Task -
Give only the number of lines in these records that contain the word "gigawatt".

Task inputs -
════════

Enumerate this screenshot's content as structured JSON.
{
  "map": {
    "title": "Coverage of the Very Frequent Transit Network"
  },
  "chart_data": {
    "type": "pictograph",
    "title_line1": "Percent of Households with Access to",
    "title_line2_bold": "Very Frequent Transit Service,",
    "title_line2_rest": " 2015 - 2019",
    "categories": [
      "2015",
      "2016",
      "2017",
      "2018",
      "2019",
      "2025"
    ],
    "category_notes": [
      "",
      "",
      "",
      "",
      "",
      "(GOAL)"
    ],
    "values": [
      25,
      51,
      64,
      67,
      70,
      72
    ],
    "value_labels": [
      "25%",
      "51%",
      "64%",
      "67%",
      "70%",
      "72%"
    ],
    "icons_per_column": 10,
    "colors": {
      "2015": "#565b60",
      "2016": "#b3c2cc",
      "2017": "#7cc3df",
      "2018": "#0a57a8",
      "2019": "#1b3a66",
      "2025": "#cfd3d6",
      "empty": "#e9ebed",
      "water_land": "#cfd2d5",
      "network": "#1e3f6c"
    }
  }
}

════════

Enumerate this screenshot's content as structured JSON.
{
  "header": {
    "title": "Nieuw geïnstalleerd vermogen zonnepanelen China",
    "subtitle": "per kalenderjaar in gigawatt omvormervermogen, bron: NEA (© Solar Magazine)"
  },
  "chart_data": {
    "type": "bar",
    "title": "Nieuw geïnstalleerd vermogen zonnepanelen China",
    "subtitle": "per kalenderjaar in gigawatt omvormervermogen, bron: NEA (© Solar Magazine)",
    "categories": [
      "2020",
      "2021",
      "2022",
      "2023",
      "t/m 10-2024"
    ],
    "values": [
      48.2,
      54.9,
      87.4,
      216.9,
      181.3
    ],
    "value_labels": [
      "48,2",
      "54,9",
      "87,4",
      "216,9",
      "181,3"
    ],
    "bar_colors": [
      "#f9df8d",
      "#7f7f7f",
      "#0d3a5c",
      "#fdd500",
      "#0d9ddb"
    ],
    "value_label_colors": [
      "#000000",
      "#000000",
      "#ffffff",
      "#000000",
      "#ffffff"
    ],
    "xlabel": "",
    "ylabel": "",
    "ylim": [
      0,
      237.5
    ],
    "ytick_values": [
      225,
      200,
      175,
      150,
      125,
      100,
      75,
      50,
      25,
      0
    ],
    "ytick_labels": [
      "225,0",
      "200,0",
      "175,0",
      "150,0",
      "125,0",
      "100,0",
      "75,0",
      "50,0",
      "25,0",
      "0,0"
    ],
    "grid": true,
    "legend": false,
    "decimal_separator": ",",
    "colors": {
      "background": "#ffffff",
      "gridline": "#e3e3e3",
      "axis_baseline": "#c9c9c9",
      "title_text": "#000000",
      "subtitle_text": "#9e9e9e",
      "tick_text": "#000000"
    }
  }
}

════════

Solution for this problem -
2